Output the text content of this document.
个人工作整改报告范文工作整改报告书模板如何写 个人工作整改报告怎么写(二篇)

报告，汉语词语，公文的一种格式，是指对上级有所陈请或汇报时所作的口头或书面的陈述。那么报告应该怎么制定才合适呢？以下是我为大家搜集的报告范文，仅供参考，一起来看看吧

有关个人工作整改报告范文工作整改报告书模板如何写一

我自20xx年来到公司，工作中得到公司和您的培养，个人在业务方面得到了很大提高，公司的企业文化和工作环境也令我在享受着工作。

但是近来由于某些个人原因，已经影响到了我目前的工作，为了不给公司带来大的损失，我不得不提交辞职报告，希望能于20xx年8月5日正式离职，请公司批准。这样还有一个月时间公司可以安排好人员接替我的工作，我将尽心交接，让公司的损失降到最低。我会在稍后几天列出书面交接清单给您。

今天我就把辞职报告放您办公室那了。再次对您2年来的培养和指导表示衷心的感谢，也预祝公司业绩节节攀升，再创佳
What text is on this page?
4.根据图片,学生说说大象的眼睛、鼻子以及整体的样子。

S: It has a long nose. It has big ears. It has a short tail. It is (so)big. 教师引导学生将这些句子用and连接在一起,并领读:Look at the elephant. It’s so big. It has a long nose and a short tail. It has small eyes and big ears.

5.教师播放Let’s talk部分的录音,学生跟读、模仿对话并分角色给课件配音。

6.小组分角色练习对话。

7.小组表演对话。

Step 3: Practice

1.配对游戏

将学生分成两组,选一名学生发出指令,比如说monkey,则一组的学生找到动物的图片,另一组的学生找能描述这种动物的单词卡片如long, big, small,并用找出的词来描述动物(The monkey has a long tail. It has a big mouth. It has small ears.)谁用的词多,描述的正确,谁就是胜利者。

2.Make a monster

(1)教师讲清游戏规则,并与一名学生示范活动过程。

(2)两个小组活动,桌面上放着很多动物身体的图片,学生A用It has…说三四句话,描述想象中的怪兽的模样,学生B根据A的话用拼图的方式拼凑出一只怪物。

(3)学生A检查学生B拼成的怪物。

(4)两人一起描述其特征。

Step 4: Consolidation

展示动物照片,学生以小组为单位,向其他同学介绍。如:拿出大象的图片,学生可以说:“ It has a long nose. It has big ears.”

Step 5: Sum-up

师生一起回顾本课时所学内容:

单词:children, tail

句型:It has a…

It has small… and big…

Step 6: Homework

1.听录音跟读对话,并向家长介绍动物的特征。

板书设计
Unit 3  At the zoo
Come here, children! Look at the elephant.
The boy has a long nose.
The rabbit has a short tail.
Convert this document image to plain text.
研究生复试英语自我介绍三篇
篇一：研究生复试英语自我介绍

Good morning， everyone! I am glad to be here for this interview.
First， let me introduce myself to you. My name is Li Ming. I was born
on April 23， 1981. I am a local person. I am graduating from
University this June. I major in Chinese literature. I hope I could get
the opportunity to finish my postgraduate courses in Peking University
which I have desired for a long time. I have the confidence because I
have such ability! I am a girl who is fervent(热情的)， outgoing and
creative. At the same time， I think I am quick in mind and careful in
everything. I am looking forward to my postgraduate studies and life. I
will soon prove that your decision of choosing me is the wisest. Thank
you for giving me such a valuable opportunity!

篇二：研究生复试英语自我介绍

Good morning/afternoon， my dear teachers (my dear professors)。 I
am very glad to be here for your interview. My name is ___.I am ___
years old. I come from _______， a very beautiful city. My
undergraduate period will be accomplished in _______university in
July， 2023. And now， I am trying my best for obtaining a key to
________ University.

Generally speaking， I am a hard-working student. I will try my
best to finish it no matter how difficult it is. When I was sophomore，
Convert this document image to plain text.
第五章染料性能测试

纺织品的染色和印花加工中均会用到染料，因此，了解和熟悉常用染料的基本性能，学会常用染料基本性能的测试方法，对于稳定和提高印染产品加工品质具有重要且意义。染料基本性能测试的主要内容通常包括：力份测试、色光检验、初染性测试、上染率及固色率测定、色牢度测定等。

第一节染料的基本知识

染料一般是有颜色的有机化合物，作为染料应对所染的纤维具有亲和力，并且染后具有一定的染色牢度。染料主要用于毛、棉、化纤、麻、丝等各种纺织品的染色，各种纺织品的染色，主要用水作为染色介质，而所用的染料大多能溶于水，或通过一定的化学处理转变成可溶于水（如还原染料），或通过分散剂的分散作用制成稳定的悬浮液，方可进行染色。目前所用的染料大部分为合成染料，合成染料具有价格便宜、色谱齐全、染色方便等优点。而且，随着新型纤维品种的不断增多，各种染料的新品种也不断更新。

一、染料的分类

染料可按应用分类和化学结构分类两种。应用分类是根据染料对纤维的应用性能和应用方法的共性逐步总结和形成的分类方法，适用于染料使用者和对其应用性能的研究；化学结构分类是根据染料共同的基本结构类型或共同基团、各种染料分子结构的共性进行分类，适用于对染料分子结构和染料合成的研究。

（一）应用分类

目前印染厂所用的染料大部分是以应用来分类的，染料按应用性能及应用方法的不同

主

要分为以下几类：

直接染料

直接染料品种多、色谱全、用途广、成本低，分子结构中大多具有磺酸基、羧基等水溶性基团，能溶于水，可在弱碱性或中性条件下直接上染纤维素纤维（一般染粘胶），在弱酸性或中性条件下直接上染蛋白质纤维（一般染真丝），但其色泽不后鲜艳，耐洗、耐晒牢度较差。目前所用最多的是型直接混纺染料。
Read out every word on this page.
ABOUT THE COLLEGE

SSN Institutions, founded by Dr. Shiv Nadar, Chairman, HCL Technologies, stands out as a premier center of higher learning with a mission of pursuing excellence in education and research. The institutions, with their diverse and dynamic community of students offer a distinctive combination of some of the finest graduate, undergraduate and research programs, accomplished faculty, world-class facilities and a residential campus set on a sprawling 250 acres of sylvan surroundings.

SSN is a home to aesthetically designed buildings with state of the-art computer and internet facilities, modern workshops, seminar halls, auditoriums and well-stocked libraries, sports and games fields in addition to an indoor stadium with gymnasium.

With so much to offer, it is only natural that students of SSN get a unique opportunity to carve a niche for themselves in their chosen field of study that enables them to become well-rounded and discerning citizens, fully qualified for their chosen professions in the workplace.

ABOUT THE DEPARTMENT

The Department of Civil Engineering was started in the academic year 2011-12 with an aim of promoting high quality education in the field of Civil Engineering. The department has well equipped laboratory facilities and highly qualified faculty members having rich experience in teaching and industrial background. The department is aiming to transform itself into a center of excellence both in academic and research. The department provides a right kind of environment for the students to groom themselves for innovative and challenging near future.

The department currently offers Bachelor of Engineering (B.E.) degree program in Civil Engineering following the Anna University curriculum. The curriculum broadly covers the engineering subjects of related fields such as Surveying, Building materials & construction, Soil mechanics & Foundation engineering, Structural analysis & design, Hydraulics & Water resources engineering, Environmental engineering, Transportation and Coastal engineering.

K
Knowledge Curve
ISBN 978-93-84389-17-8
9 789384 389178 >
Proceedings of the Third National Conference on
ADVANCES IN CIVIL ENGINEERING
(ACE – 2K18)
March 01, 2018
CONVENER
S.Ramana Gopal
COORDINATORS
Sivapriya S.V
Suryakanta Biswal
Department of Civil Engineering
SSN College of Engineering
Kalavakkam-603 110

◆ **Task description**: From the data above, work out how many lines contain the string "ABOUT" and reply with only the number.

◆ **Response**: 2